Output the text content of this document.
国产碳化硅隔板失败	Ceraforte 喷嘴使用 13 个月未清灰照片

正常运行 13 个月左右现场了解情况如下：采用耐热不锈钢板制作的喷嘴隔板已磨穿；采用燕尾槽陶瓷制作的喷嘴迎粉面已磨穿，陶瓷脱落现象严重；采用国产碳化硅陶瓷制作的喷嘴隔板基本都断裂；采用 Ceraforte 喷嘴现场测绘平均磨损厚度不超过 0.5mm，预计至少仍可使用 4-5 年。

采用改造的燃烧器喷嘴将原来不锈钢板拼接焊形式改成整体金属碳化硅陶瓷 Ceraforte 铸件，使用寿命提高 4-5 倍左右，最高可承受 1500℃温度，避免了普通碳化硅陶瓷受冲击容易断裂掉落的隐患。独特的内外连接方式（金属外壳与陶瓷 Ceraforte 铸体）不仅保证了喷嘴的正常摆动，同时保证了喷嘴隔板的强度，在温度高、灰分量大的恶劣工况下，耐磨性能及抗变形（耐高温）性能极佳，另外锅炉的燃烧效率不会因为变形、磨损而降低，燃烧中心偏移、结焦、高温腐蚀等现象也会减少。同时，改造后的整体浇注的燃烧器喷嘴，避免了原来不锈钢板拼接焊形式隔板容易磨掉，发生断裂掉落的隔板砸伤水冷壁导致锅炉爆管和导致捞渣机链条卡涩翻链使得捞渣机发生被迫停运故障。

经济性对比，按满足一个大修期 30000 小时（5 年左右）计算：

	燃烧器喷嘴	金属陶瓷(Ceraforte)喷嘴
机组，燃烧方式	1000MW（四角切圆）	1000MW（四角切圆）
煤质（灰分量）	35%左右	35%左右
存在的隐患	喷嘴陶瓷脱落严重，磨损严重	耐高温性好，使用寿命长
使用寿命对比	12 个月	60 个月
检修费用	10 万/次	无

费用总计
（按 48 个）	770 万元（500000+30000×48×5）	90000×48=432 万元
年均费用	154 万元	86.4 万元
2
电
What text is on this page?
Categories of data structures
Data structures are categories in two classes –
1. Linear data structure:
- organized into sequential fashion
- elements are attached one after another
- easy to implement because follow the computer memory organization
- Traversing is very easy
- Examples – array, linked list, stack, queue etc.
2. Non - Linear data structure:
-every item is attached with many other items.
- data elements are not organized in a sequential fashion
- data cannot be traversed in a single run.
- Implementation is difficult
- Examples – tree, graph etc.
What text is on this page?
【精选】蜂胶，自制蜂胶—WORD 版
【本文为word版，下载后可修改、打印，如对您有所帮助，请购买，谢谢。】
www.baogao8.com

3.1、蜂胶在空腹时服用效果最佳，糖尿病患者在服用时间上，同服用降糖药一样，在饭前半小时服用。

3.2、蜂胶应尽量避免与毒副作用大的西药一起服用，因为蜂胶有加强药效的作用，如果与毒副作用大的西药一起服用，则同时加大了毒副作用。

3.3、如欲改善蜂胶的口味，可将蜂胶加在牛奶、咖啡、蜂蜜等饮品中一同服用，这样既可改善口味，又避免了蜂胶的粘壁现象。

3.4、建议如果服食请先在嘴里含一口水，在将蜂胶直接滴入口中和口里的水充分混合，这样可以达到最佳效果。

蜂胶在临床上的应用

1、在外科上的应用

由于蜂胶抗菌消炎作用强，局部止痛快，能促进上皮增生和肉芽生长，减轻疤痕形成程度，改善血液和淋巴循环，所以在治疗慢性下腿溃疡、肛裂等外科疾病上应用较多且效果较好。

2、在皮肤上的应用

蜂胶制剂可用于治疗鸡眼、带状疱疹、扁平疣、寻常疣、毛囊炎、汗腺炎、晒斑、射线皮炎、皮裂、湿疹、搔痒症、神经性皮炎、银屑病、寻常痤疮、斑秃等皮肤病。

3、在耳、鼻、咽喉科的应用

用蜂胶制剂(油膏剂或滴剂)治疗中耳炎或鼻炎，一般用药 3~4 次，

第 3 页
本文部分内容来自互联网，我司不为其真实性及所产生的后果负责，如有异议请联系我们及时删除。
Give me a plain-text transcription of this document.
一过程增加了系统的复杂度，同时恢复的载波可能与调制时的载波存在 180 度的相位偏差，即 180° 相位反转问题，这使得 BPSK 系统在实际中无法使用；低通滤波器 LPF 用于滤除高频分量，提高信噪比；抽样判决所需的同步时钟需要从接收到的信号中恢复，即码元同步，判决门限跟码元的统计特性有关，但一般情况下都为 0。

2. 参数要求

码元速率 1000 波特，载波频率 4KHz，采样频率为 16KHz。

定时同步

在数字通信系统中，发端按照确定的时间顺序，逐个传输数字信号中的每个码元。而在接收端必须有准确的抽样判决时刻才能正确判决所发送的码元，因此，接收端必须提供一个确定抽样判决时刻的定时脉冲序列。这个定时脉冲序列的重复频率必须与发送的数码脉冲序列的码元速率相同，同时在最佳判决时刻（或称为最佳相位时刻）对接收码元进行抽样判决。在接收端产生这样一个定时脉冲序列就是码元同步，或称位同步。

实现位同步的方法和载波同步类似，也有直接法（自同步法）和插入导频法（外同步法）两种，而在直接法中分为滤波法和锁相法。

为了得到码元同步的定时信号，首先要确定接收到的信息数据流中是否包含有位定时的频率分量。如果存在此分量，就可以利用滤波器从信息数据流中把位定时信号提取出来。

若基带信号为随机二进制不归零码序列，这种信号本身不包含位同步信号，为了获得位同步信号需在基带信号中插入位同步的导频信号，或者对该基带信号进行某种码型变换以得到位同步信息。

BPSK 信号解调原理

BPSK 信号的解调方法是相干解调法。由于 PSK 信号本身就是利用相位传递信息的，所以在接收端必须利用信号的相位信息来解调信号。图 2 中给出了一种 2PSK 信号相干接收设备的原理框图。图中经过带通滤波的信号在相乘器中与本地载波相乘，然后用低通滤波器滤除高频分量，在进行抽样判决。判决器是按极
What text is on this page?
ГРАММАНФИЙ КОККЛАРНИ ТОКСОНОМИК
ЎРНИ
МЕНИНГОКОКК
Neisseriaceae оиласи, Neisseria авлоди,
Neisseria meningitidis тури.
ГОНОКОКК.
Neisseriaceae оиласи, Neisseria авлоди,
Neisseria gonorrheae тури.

INSTRUCTIONS FOR THE TASK: Collect the complete line wherever the string "Ceraforte" appears in the records.

TASK OUTPUT:
国产碳化硅隔板失败	Ceraforte 喷嘴使用 13 个月未清灰照片
正常运行 13 个月左右现场了解情况如下：采用耐热不锈钢板制作的喷嘴隔板已磨穿；采用燕尾槽陶瓷制作的喷嘴迎粉面已磨穿，陶瓷脱落现象严重；采用国产碳化硅陶瓷制作的喷嘴隔板基本都断裂；采用 Ceraforte 喷嘴现场测绘平均磨损厚度不超过 0.5mm，预计至少仍可使用 4-5 年。
采用改造的燃烧器喷嘴将原来不锈钢板拼接焊形式改成整体金属碳化硅陶瓷 Ceraforte 铸件，使用寿命提高 4-5 倍左右，最高可承受 1500℃温度，避免了普通碳化硅陶瓷受冲击容易断裂掉落的隐患。独特的内外连接方式（金属外壳与陶瓷 Ceraforte 铸体）不仅保证了喷嘴的正常摆动，同时保证了喷嘴隔板的强度，在温度高、灰分量大的恶劣工况下，耐磨性能及抗变形（耐高温）性能极佳，另外锅炉的燃烧效率不会因为变形、磨损而降低，燃烧中心偏移、结焦、高温腐蚀等现象也会减少。同时，改造后的整体浇注的燃烧器喷嘴，避免了原来不锈钢板拼接焊形式隔板容易磨掉，发生断裂掉落的隔板砸伤水冷壁导致锅炉爆管和导致捞渣机链条卡涩翻链使得捞渣机发生被迫停运故障。
	燃烧器喷嘴	金属陶瓷(Ceraforte)喷嘴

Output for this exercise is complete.